Material shown.
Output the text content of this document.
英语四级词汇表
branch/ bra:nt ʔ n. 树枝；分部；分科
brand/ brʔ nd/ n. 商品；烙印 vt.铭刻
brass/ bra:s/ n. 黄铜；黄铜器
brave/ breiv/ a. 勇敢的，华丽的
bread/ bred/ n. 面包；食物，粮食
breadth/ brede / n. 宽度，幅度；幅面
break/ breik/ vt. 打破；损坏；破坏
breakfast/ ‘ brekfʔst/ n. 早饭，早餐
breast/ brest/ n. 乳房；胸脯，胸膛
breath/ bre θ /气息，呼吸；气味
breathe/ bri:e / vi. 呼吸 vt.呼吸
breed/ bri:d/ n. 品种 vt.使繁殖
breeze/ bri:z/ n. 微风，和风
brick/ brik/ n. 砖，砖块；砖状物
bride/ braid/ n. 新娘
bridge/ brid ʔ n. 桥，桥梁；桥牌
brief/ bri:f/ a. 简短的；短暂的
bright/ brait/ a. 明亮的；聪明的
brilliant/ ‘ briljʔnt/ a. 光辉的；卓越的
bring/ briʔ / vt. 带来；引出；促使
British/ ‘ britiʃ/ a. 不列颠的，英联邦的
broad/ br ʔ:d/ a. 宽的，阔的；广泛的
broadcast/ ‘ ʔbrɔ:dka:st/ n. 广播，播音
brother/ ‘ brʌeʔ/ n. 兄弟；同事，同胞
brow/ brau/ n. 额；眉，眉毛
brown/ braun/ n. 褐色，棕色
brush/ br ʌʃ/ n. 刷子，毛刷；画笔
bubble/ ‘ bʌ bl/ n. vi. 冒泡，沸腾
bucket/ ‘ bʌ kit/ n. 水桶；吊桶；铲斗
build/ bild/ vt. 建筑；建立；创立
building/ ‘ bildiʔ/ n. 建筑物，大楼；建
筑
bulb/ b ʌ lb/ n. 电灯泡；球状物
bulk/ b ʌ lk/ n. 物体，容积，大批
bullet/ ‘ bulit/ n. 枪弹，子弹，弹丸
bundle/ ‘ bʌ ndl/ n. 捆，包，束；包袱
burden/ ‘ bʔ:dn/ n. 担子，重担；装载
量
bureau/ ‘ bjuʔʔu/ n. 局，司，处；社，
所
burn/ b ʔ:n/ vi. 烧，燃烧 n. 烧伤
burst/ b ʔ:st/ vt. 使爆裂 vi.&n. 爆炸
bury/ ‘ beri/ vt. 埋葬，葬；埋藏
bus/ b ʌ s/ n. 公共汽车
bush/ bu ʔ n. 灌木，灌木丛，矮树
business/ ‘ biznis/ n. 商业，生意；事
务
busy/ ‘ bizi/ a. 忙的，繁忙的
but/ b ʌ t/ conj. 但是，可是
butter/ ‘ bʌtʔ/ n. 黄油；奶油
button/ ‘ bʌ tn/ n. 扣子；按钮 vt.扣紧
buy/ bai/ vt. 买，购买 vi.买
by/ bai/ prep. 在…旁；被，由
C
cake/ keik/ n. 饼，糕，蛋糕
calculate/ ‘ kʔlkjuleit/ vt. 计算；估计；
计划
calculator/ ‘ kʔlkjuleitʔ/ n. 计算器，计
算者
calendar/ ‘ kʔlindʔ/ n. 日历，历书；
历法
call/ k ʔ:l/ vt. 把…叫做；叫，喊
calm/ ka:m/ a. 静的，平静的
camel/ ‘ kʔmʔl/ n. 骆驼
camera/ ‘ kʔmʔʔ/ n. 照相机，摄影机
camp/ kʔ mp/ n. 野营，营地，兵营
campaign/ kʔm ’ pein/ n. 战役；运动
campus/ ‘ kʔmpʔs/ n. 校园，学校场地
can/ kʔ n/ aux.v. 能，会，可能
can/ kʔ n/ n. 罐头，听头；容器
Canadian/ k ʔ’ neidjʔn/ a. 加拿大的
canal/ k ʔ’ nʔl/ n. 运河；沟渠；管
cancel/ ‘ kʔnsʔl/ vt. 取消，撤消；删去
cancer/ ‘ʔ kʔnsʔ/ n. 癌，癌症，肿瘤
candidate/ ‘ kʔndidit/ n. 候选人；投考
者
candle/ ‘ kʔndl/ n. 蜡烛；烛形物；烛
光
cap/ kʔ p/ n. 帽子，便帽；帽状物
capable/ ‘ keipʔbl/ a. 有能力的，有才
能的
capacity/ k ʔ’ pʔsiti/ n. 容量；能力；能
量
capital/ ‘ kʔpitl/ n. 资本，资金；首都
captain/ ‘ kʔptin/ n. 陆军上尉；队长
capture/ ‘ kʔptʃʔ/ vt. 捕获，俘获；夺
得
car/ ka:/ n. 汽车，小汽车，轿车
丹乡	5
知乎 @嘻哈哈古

Aim. From the first line to the last, please quote the material above exactly.

Response below.
Output the text content of this document.
英语四级词汇表
branch/ bra:nt ʔ n. 树枝；分部；分科
brand/ brʔ nd/ n. 商品；烙印 vt.铭刻
brass/ bra:s/ n. 黄铜；黄铜器
brave/ breiv/ a. 勇敢的，华丽的
bread/ bred/ n. 面包；食物，粮食
breadth/ brede / n. 宽度，幅度；幅面
break/ breik/ vt. 打破；损坏；破坏
breakfast/ ‘ brekfʔst/ n. 早饭，早餐
breast/ brest/ n. 乳房；胸脯，胸膛
breath/ bre θ /气息，呼吸；气味
breathe/ bri:e / vi. 呼吸 vt.呼吸
breed/ bri:d/ n. 品种 vt.使繁殖
breeze/ bri:z/ n. 微风，和风
brick/ brik/ n. 砖，砖块；砖状物
bride/ braid/ n. 新娘
bridge/ brid ʔ n. 桥，桥梁；桥牌
brief/ bri:f/ a. 简短的；短暂的
bright/ brait/ a. 明亮的；聪明的
brilliant/ ‘ briljʔnt/ a. 光辉的；卓越的
bring/ briʔ / vt. 带来；引出；促使
British/ ‘ britiʃ/ a. 不列颠的，英联邦的
broad/ br ʔ:d/ a. 宽的，阔的；广泛的
broadcast/ ‘ ʔbrɔ:dka:st/ n. 广播，播音
brother/ ‘ brʌeʔ/ n. 兄弟；同事，同胞
brow/ brau/ n. 额；眉，眉毛
brown/ braun/ n. 褐色，棕色
brush/ br ʌʃ/ n. 刷子，毛刷；画笔
bubble/ ‘ bʌ bl/ n. vi. 冒泡，沸腾
bucket/ ‘ bʌ kit/ n. 水桶；吊桶；铲斗
build/ bild/ vt. 建筑；建立；创立
building/ ‘ bildiʔ/ n. 建筑物，大楼；建
筑
bulb/ b ʌ lb/ n. 电灯泡；球状物
bulk/ b ʌ lk/ n. 物体，容积，大批
bullet/ ‘ bulit/ n. 枪弹，子弹，弹丸
bundle/ ‘ bʌ ndl/ n. 捆，包，束；包袱
burden/ ‘ bʔ:dn/ n. 担子，重担；装载
量
bureau/ ‘ bjuʔʔu/ n. 局，司，处；社，
所
burn/ b ʔ:n/ vi. 烧，燃烧 n. 烧伤
burst/ b ʔ:st/ vt. 使爆裂 vi.&n. 爆炸
bury/ ‘ beri/ vt. 埋葬，葬；埋藏
bus/ b ʌ s/ n. 公共汽车
bush/ bu ʔ n. 灌木，灌木丛，矮树
business/ ‘ biznis/ n. 商业，生意；事
务
busy/ ‘ bizi/ a. 忙的，繁忙的
but/ b ʌ t/ conj. 但是，可是
butter/ ‘ bʌtʔ/ n. 黄油；奶油
button/ ‘ bʌ tn/ n. 扣子；按钮 vt.扣紧
buy/ bai/ vt. 买，购买 vi.买
by/ bai/ prep. 在…旁；被，由
C
cake/ keik/ n. 饼，糕，蛋糕
calculate/ ‘ kʔlkjuleit/ vt. 计算；估计；
计划
calculator/ ‘ kʔlkjuleitʔ/ n. 计算器，计
算者
calendar/ ‘ kʔlindʔ/ n. 日历，历书；
历法
call/ k ʔ:l/ vt. 把…叫做；叫，喊
calm/ ka:m/ a. 静的，平静的
camel/ ‘ kʔmʔl/ n. 骆驼
camera/ ‘ kʔmʔʔ/ n. 照相机，摄影机
camp/ kʔ mp/ n. 野营，营地，兵营
campaign/ kʔm ’ pein/ n. 战役；运动
campus/ ‘ kʔmpʔs/ n. 校园，学校场地
can/ kʔ n/ aux.v. 能，会，可能
can/ kʔ n/ n. 罐头，听头；容器
Canadian/ k ʔ’ neidjʔn/ a. 加拿大的
canal/ k ʔ’ nʔl/ n. 运河；沟渠；管
cancel/ ‘ kʔnsʔl/ vt. 取消，撤消；删去
cancer/ ‘ʔ kʔnsʔ/ n. 癌，癌症，肿瘤
candidate/ ‘ kʔndidit/ n. 候选人；投考
者
candle/ ‘ kʔndl/ n. 蜡烛；烛形物；烛
光
cap/ kʔ p/ n. 帽子，便帽；帽状物
capable/ ‘ keipʔbl/ a. 有能力的，有才
能的
capacity/ k ʔ’ pʔsiti/ n. 容量；能力；能
量
capital/ ‘ kʔpitl/ n. 资本，资金；首都
captain/ ‘ kʔptin/ n. 陆军上尉；队长
capture/ ‘ kʔptʃʔ/ vt. 捕获，俘获；夺
得
car/ ka:/ n. 汽车，小汽车，轿车
丹乡	5
知乎 @嘻哈哈古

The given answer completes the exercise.